◆ **AIM A**
Decide whether each statement agrees with the forum post on Stata panel estimation. Answer yes or no for each, quoting the words from the post that settle it.
(i) The dummy variable cf equals 1 for the years 2008, 2009, and 2010.
(ii) The regression model is described as static panel data.
(iii) The poster asks whether the nonlinear Ahn-Schmidt estimator can be made to run faster.
◆ **AIM B**
Reproduce word for word the stretch of the forum post on Stata panel estimation from "3) The dummy" through "y start from?".

◆ **TEXT TO READ**
2) Is it normal in Stata to take a long time when applying the nonlinear Ahn-Schmidt estimator?

Is there any way to quicken performing the nonlinear Ahn-Schmidt estimator?

3) The dummy variable ‘cf’ that takes the value of 1 for the 3 years 2008, 2009, and 2010 (cf takes the value of 1 for the 3 years 2008, 2009, and 2010, while it takes the value of 0 for the years before 2008 and for the years after 2010). Thus, my question is: Is this dummy variable ‘cf’ considered a time-variant or a time-invariant variable?

4) My regression model is dynamic panel data. It also includes L2.y as a regressor (L2.y is the second lag of the dependent variable y). Thus, I have the following questions, please!

4.1) For the FOD estimator using your xtdpdgmm command, which lag should the instruments for the dependent variable y start from?

◆ **SUPPLIED INFORMATION**
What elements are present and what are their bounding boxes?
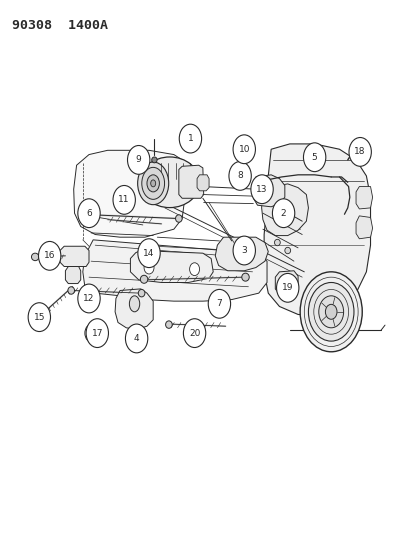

◆ **WORKED ANSWER A**
(i) Yes: "cf takes the value of 1 for the 3 years 2008, 2009, and 2010"
(ii) No: "My regression model is dynamic panel data."
(iii) Yes: "Is there any way to quicken performing the nonlinear Ahn-Schmidt estimator?"

◆ **WORKED ANSWER B**
3) The dummy variable ‘cf’ that takes the value of 1 for the 3 years 2008, 2009, and 2010 (cf takes the value of 1 for the 3 years 2008, 2009, and 2010, while it takes the value of 0 for the years before 2008 and for the years after 2010). Thus, my question is: Is this dummy variable ‘cf’ considered a time-variant or a time-invariant variable?

4) My regression model is dynamic panel data. It also includes L2.y as a regressor (L2.y is the second lag of the dependent variable y). Thus, I have the following questions, please!

4.1) For the FOD estimator using your xtdpdgmm command, which lag should the instruments for the dependent variable y start from?